▸ **Items from a dataset**
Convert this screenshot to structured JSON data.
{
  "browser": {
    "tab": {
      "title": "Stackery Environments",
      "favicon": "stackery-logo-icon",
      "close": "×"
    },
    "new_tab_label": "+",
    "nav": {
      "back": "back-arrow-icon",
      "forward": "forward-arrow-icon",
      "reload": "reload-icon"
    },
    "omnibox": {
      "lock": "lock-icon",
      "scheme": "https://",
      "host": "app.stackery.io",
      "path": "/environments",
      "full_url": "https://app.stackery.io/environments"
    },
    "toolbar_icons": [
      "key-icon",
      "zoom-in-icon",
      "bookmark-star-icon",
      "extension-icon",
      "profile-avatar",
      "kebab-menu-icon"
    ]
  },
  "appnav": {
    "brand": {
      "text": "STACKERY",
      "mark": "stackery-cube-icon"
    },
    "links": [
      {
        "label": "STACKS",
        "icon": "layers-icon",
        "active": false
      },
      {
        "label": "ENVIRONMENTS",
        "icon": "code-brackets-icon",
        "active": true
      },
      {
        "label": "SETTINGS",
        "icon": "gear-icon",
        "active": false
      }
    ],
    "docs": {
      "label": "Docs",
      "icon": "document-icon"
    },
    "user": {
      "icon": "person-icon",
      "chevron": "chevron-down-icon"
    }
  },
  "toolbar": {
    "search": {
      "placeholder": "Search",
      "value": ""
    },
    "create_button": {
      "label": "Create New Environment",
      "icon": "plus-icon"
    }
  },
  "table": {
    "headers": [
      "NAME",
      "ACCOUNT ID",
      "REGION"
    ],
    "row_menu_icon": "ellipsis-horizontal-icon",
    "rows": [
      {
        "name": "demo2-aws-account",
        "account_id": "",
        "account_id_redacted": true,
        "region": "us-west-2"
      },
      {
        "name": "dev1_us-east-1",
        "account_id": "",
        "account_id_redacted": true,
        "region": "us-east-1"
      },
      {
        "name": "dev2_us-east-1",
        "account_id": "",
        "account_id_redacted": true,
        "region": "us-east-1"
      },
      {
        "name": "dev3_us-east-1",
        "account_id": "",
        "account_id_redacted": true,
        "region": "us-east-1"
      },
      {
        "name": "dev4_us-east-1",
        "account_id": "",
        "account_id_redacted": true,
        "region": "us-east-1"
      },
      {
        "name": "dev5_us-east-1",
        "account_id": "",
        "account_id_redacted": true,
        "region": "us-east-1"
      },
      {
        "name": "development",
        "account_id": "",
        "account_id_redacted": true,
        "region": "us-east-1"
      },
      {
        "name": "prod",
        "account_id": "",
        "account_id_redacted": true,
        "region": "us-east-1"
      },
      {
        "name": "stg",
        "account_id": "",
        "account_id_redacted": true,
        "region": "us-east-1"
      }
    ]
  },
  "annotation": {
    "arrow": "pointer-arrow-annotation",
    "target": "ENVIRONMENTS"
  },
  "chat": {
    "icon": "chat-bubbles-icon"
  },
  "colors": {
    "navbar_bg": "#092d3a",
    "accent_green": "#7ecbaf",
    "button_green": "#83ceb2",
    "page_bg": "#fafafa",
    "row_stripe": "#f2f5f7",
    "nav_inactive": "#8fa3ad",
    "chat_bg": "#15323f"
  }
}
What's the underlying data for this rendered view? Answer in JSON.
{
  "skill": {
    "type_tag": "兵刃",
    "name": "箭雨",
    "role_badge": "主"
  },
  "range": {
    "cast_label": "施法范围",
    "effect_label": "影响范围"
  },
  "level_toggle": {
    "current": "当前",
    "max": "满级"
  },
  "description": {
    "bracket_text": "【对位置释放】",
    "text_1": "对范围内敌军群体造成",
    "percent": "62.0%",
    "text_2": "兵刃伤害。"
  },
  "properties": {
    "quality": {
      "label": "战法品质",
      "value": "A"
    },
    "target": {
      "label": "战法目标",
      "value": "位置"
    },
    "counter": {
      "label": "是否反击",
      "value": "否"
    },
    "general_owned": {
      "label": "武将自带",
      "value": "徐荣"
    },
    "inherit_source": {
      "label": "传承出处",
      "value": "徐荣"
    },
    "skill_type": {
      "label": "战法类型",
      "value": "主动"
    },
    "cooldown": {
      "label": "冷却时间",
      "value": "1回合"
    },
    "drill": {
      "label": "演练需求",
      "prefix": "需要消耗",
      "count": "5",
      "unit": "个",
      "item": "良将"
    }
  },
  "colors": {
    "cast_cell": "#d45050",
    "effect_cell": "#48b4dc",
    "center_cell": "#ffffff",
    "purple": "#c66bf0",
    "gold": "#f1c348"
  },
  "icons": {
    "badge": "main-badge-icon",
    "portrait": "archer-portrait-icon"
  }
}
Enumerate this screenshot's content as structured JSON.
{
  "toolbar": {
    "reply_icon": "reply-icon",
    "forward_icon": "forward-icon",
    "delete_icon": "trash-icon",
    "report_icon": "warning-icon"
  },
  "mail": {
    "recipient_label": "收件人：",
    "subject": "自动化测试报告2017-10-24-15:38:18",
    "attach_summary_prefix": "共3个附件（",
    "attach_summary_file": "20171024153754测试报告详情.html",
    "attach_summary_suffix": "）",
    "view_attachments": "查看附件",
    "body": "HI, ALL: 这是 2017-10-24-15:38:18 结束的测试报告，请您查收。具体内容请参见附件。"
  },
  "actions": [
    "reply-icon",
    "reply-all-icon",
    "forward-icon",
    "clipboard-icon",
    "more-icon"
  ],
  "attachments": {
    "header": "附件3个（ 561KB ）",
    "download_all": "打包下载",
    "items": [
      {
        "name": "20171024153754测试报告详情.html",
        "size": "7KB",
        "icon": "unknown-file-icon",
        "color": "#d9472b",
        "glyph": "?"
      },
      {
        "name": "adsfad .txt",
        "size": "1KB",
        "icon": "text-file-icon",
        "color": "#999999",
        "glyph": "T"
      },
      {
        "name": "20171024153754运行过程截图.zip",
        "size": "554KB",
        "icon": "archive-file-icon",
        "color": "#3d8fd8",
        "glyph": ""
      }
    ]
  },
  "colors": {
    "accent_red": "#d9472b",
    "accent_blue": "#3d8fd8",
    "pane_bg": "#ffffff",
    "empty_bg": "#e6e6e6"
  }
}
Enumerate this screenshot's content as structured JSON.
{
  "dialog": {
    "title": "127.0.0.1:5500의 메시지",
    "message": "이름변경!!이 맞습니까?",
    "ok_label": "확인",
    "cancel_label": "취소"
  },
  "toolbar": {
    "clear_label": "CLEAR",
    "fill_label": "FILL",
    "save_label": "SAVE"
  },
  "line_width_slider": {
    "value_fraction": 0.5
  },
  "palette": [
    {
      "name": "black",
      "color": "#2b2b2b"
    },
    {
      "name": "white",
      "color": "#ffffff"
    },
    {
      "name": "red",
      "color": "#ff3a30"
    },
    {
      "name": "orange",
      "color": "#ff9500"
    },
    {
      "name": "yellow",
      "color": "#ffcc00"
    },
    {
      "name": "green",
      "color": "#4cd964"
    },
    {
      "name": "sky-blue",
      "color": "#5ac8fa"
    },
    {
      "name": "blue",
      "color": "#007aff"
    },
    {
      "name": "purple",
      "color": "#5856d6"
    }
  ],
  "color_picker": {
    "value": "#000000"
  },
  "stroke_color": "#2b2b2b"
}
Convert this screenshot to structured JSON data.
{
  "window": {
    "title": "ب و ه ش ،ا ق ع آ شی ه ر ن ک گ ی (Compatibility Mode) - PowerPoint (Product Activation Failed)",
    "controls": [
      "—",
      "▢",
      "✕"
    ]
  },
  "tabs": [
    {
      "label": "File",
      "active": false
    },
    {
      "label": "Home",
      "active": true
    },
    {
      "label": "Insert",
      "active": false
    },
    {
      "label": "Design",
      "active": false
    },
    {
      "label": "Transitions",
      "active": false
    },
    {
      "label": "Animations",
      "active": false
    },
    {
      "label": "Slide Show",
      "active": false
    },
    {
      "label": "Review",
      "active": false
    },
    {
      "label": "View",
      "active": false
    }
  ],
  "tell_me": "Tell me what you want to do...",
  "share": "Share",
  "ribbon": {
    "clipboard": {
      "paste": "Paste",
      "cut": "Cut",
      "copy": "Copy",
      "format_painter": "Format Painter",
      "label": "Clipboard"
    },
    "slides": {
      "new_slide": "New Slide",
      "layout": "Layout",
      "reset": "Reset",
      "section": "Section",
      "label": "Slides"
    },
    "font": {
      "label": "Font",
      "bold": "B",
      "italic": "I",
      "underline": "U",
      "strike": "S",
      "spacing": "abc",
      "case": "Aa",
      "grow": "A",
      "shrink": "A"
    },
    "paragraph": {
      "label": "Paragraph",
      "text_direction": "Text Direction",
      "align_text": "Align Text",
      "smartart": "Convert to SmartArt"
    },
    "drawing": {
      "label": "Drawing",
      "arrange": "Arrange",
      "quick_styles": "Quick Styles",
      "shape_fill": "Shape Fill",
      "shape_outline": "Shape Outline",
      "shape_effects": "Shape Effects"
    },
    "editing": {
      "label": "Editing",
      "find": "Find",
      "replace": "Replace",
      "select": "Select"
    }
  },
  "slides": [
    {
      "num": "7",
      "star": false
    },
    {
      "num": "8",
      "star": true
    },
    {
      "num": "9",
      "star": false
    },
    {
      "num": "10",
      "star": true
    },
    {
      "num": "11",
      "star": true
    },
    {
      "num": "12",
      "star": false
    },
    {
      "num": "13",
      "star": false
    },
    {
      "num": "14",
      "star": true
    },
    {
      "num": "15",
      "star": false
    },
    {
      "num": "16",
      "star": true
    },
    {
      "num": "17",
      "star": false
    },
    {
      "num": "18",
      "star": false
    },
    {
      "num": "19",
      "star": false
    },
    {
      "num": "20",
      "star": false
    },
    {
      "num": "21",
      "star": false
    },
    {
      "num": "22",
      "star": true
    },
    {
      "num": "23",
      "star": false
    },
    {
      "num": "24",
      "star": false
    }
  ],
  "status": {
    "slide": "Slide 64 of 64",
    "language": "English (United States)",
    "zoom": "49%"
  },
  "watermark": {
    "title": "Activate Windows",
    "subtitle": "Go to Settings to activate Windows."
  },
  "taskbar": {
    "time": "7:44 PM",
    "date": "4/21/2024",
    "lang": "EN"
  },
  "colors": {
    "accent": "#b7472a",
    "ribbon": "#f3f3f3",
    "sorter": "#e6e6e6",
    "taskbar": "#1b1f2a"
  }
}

▸ **Exercise task**
Scan the lines above for "html", then copy every one that has it.

▸ **Solution to this task**
    "attach_summary_file": "20171024153754测试报告详情.html",
        "name": "20171024153754测试报告详情.html",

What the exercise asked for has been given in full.